▸ Task requirements
a. Answer these questions using the account of returning home and going back to work:
(i) Who left in the car with the narrator on Sunday afternoon?
(ii) What was covering the broken glass when the narrator arrived home?
(iii) What did the makeup on top of the bruising feel like?
b. Give again the part of the account of returning home and going back to work between "Sunday afternoon I" and "car and left.", inclusive.
c. Proceed with the account of returning home and going back to work, starting after its last sentence.

▸ Document segment
######

I might have mentioned this before, but they weren’t the best people to go to in the middle of a crisis. What they are good for is the support stuff, like giving me a place to go. But not when I’m crying and shaking. So whilst the idea of staying with them was good, it meant for me that it was time to get myself a little more under control if I could. Crying and falling apart would not compute.
So the weekend went by in a state of weirdness. I couldn’t sleep much still. My parents didn’t know what to say so they avoided the topic. I sent a few friends some texts to tell them a little about what had happened. But I wasn’t ready to talk to anyone else. To tell anyone what had happened. Mostly because I still couldn’t believe it myself.
Sunday afternoon I went home. Whilst my parents meant well, it really wasn’t the most nourishing place for me to be. So I thanked them, and Cleo and I jumped in my car and left.
Arriving home felt odd. There was the cardboard covering up the broken glass. But otherwise it was all quiet and peaceful. And sad. Invisibly stained by violence and terror.
For some reason, I felt compelled to go to work the next day. I really should have taken the next week off! But, what I really wanted was for all the pain and sadness to go away. And, I recalled that several years ago in the midst of one of the worst break ups of my life, work had been the best respite – just throwing myself into a stupid mindless job had helped. Still, it was a bad idea.
I had to cover up my black eye without looking as though the makeup was caked on too heavily. Generally my makeup style is very natural so too much would draw attention. The sensation of make up on top of the bruising was that of a big layer of foam over flesh. I thought it would be obvious to everyone, but apparently I did a pretty good job – years of practice I guess.
I pulled aside a couple of people I’m close to and told them what happened in brief, halting sentences. Every word battled against tears, against falling apart. In that air conditioned place of employment I somehow felt safer. But every meeting with other people meant another effort to hold back the dam of emotion threatening to burst at any second.

######

Stored data

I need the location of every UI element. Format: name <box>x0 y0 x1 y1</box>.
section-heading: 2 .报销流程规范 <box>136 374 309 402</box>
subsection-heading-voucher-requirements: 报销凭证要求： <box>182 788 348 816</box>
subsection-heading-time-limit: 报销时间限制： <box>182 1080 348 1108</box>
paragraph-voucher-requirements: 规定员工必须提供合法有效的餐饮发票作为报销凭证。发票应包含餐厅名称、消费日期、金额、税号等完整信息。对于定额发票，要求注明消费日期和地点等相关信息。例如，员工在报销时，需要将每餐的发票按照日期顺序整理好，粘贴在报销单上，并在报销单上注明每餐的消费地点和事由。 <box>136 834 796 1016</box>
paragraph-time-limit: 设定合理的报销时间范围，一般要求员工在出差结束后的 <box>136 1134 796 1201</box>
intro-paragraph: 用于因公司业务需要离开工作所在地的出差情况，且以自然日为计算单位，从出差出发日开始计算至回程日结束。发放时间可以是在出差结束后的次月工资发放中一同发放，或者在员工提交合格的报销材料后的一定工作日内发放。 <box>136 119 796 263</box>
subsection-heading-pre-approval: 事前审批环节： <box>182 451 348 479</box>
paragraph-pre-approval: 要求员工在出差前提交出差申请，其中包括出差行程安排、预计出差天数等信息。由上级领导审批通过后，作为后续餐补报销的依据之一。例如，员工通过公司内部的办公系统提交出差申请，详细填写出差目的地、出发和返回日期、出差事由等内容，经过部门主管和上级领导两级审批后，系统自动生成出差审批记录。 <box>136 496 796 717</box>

######

▸ Answers to the problems
a.
(i) Cleo
(ii) Cardboard
(iii) A big layer of foam over flesh

b.
Sunday afternoon I went home. Whilst my parents meant well, it really wasn’t the most nourishing place for me to be. So I thanked them, and Cleo and I jumped in my car and left.

c.
Stupidly, I also told my boss – who was a stand-in boss at the time. I think she’s one of those people who sees things like this as a weakness to be used against you. She wasn’t sympathetic in the least. A normal person might have sent me home, but not her. She made me take the day I was at court as annual leave instead of sick leave. She couldn’t have cared less. And that hurt, on a human to human level. Thanks a lot. You competitive and heartless automaton!
I worked with a huge number of people that I didn’t tell. Most of them don’t know to this day. I must have seemed odd to them, I certainly felt odd. Lucky for me the DNA in my body is good at repression, so eventually I began to see it as a sign of strength, my ability to act normally when inside I felt like screaming. I’m not entirely sure how normal I really acted either!
I did however, take advantage of a work program that provided four free psychology sessions a year. I was pretty broke, so free was good. I did my first session on the Tuesday I think. Not that four sessions was in any way sufficient however! Although it was enough to get me started…
Each night of that week was marked with fear – of people, noises, nightmares, falling apart and dread of the upcoming second day in court. My mum had agreed to come with me which was good. But I felt like a deer in headlights – was Andre going to show up for the hearing? Would he contest the AVO? I hadn’t heard from him at all, thankfully. But that didn’t mean I wouldn’t.
Every night I locked the security door as well as the normal locks, something I hadn’t done before that time.
I was sad, I was alone. And more than anything, I felt like I couldn’t ask for help.